Records about charts and figures

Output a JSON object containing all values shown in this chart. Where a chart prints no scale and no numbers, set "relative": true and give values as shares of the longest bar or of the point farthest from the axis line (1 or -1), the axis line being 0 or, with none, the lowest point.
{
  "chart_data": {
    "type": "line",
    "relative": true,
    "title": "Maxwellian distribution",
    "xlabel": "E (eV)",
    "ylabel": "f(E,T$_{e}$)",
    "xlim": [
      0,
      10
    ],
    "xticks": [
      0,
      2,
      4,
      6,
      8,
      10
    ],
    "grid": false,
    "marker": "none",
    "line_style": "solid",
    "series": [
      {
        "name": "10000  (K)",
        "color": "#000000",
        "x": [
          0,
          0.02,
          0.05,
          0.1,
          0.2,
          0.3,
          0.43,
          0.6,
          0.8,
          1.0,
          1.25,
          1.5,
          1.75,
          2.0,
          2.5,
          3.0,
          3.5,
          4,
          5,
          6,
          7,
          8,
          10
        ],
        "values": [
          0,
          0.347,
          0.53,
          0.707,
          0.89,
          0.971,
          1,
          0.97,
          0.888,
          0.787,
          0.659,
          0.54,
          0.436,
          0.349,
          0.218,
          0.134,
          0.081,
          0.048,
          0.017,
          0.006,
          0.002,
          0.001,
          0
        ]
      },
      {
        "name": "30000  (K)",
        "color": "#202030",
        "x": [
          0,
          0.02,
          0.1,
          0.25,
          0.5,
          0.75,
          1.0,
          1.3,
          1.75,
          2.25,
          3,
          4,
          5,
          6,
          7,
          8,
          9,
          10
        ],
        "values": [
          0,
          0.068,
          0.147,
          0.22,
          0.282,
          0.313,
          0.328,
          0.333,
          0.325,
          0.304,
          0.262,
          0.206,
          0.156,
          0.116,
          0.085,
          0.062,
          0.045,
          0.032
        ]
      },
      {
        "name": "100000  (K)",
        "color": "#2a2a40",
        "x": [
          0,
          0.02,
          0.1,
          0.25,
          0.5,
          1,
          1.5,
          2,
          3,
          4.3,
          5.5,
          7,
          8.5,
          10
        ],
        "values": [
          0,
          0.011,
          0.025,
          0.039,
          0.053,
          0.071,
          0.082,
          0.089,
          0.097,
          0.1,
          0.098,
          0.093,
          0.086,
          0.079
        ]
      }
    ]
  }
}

Your objective:
From the data above, copy each line that holds "true".

Problem solution:
Output a JSON object containing all values shown in this chart. Where a chart prints no scale and no numbers, set "relative": true and give values as shares of the longest bar or of the point farthest from the axis line (1 or -1), the axis line being 0 or, with none, the lowest point.
    "relative": true,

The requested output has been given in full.